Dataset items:
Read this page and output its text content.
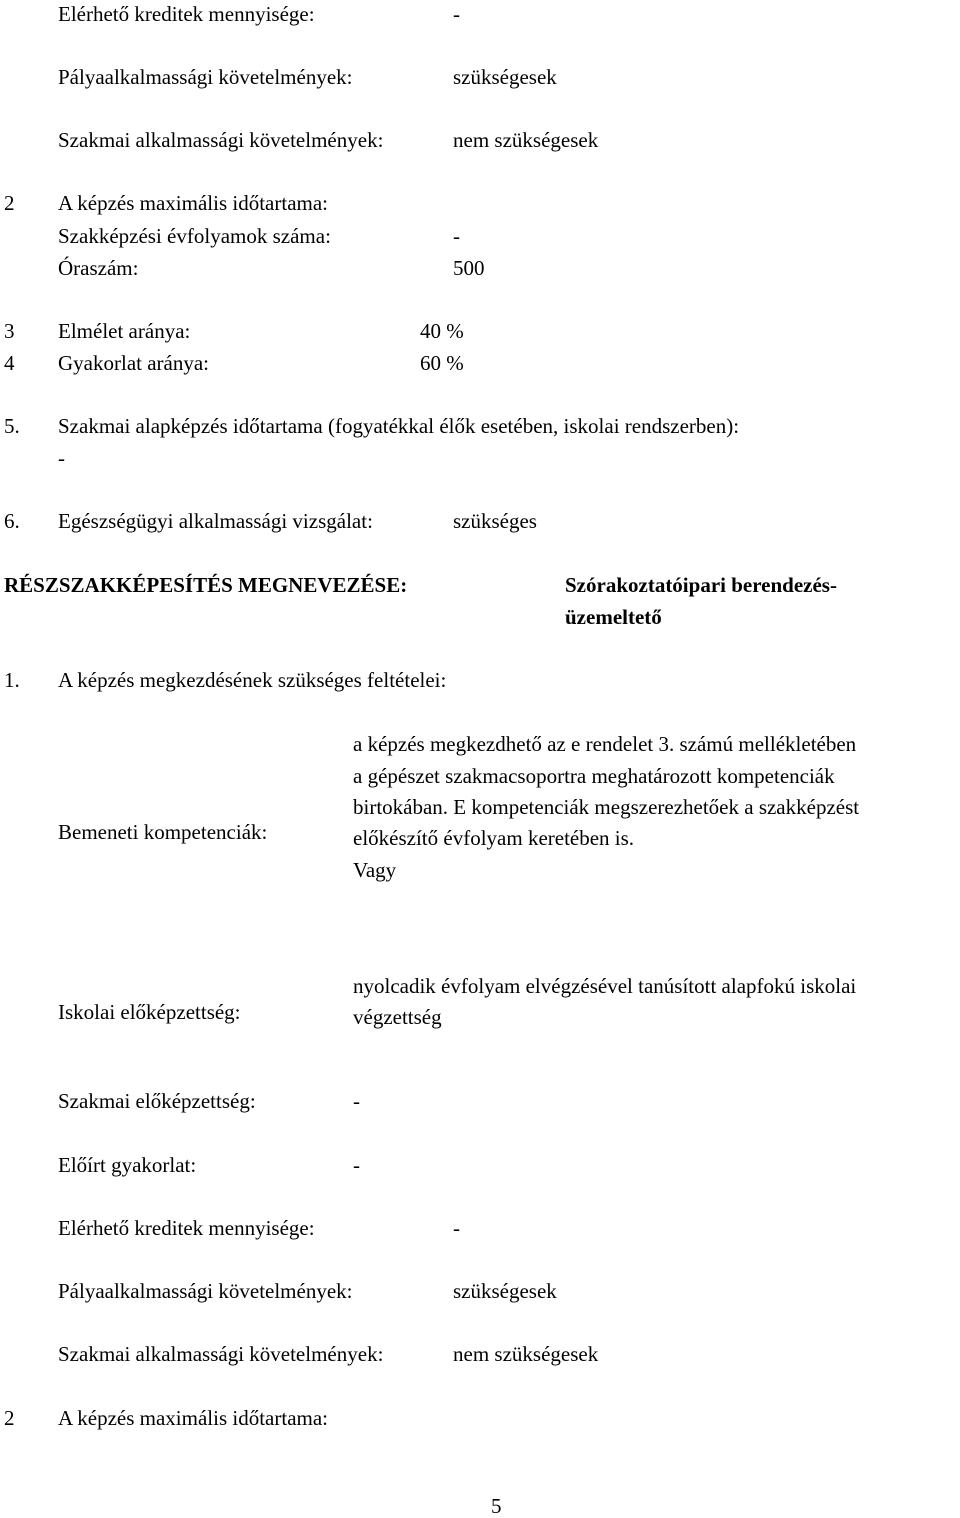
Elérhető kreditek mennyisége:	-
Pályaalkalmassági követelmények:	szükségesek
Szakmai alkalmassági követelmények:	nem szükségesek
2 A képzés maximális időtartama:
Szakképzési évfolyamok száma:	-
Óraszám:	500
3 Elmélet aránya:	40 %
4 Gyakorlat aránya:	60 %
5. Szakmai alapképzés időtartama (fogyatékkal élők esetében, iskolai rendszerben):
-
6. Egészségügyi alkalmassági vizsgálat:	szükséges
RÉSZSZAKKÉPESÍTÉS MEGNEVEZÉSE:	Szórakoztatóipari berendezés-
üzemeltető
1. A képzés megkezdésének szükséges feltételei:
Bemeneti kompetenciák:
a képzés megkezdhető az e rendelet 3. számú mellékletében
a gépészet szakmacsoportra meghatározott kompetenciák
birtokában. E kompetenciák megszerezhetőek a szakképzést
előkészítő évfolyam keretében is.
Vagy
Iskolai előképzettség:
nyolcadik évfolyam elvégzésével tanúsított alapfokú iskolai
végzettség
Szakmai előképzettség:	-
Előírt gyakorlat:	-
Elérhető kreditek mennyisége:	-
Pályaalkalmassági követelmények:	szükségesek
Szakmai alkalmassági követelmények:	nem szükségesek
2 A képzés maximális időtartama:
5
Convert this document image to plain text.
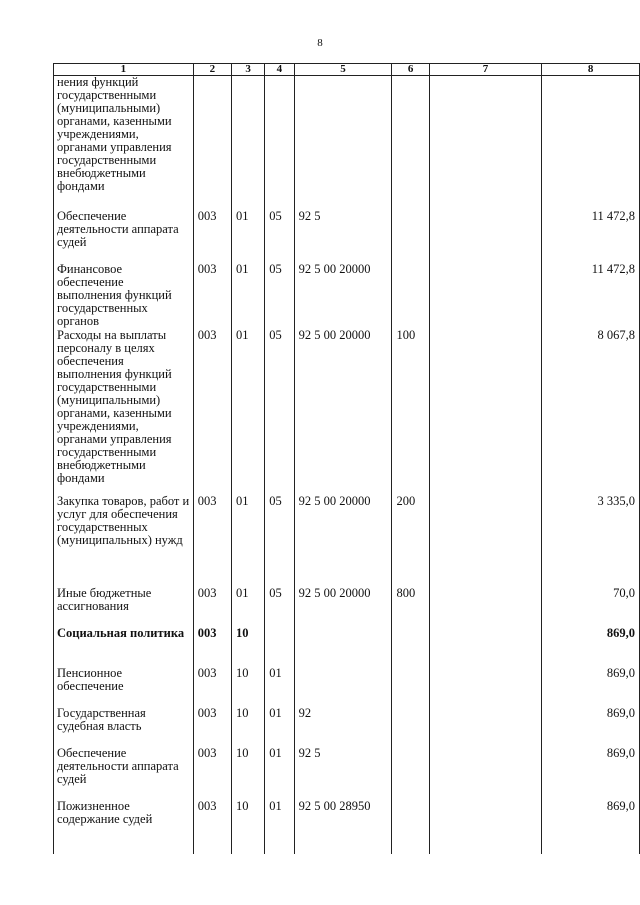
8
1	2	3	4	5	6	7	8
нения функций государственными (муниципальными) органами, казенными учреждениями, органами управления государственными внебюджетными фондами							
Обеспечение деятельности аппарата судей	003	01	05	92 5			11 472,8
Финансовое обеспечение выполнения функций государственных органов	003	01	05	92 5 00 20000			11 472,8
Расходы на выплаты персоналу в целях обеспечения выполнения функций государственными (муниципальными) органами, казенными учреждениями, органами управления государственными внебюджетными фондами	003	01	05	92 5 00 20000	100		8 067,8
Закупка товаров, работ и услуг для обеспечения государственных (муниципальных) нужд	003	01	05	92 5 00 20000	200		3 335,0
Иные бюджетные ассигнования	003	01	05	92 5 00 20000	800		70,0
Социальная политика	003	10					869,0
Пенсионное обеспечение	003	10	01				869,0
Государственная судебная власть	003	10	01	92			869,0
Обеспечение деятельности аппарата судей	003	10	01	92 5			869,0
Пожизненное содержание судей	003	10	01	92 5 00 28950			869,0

--

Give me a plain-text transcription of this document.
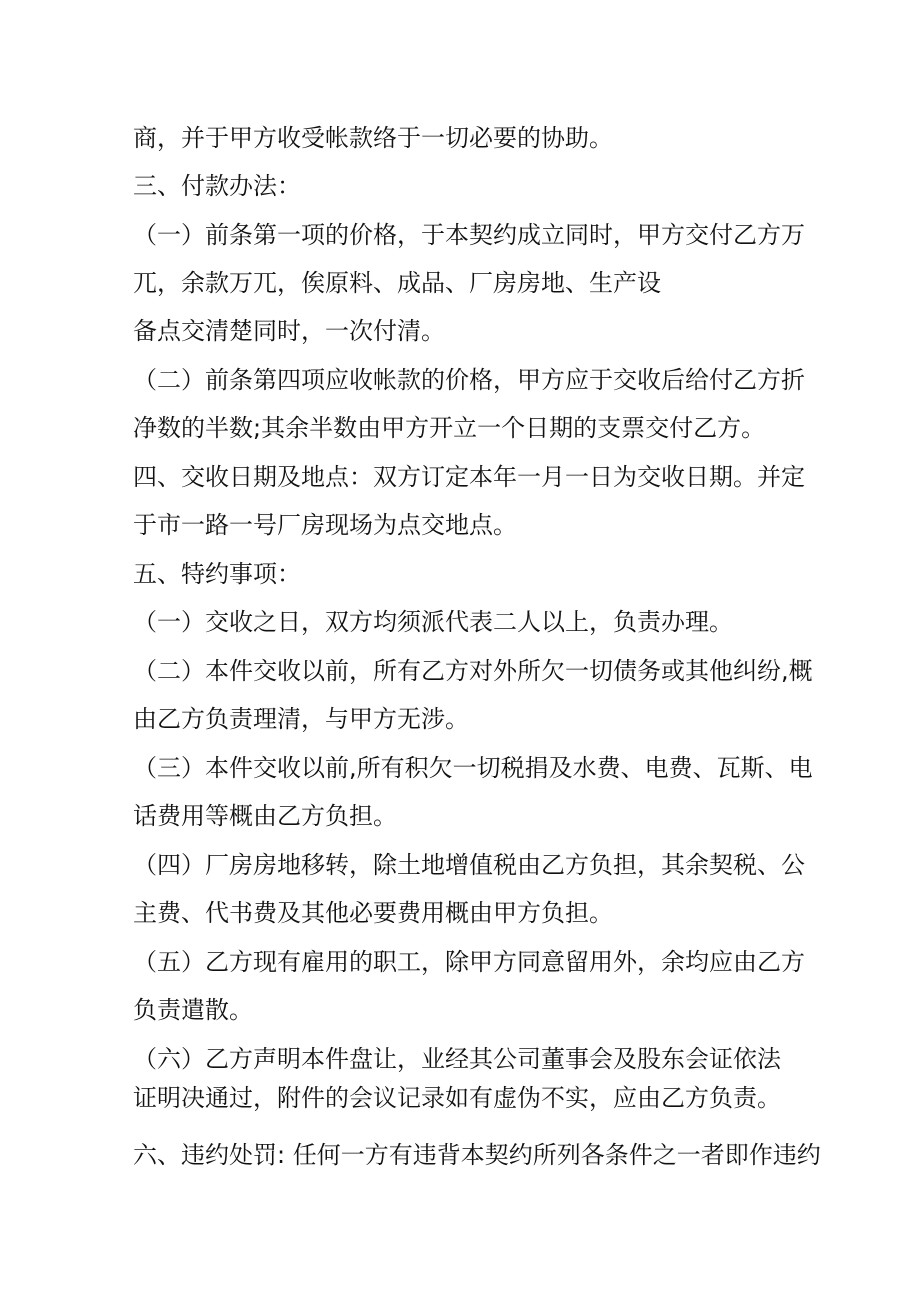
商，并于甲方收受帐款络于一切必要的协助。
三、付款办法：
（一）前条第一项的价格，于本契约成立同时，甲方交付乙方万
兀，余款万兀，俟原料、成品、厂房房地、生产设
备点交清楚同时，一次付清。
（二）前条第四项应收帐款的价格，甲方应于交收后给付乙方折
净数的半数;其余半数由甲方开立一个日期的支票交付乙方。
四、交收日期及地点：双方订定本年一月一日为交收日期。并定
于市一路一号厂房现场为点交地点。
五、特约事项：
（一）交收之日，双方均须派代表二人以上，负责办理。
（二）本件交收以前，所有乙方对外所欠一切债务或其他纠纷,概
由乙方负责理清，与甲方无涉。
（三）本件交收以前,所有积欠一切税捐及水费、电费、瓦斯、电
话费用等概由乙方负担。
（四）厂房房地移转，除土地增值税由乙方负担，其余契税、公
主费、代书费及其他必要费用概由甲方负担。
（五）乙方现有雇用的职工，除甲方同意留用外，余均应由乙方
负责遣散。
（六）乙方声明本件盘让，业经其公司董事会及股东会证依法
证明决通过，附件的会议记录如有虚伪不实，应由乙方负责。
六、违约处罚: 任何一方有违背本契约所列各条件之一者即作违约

--

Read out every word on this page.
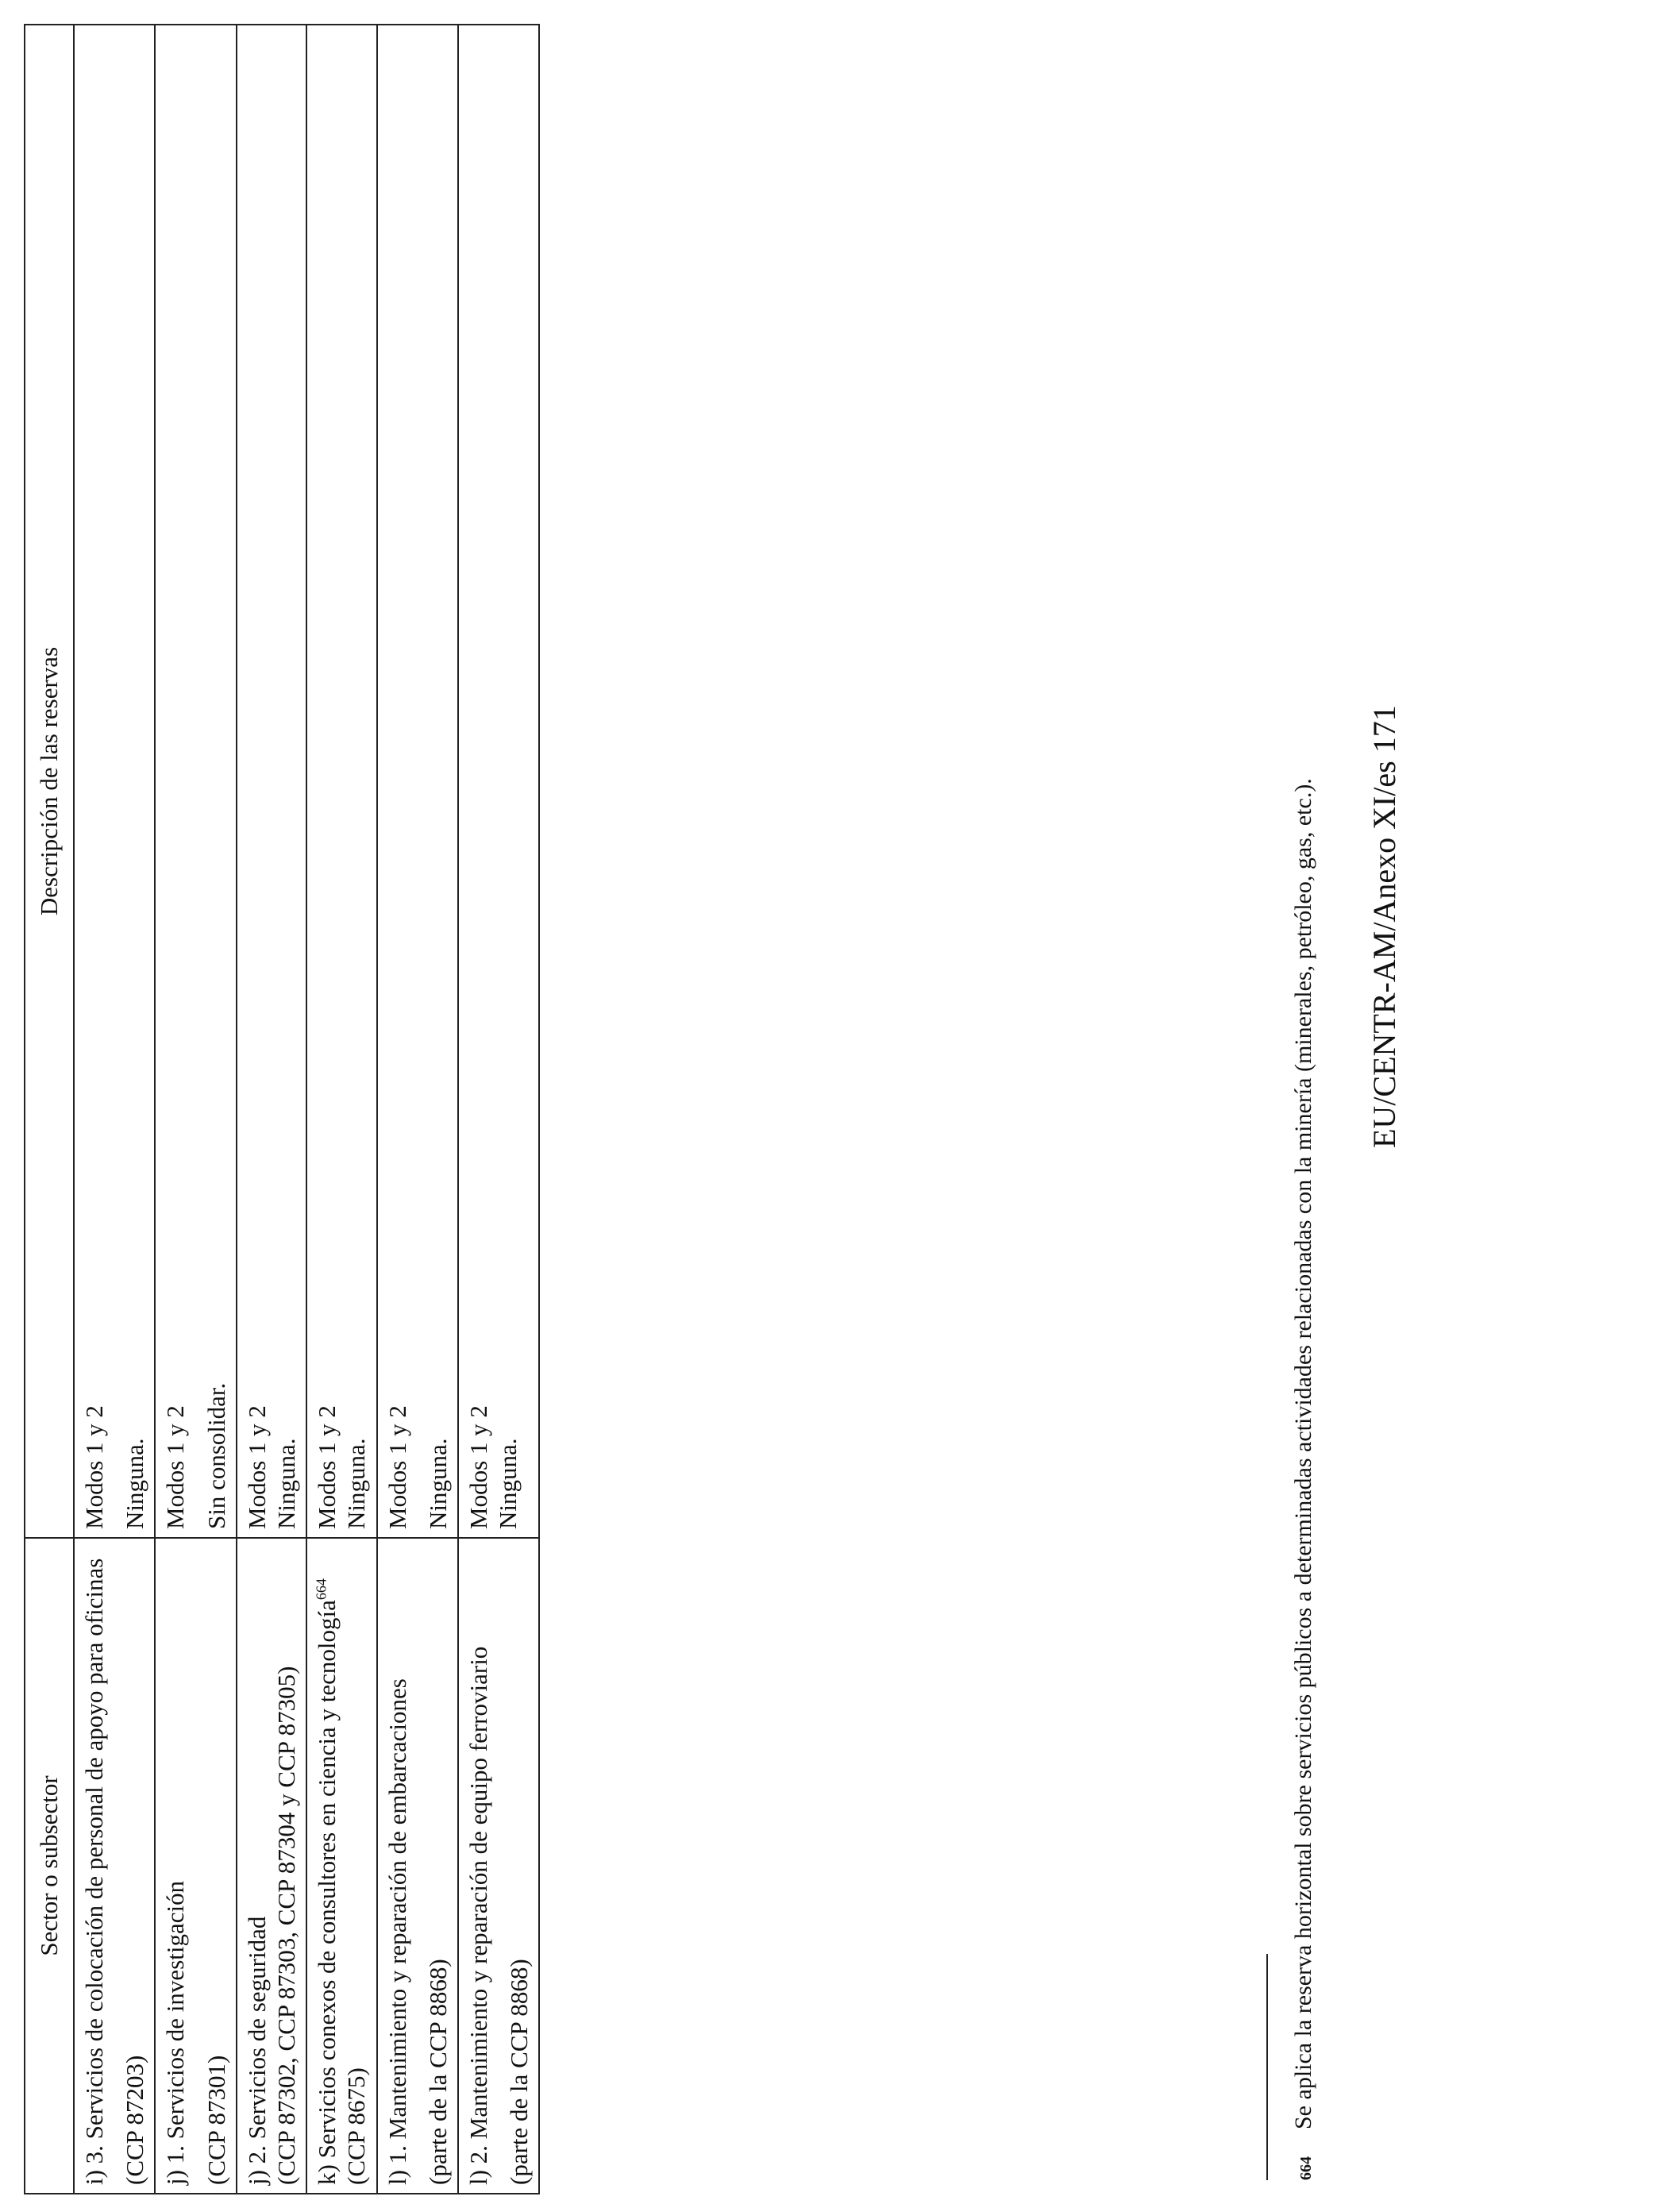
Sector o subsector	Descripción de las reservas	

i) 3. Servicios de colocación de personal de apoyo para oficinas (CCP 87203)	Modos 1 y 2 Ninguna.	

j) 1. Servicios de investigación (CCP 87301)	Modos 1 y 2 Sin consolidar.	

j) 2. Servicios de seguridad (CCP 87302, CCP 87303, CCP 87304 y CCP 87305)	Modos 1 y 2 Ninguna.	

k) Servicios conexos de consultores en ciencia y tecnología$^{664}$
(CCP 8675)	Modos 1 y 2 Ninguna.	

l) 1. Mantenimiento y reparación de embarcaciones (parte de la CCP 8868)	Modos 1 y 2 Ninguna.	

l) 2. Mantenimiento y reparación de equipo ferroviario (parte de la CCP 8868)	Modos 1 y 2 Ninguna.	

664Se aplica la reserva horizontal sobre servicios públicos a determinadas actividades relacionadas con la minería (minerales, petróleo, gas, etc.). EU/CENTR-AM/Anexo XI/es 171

Problem requirements: Select every line of the records holding the string "деятельности".

Full response:
Обеспечение деятельности аппарата судей	003	01	05	92 5			11 472,8
Обеспечение деятельности аппарата судей	003	10	01	92 5			869,0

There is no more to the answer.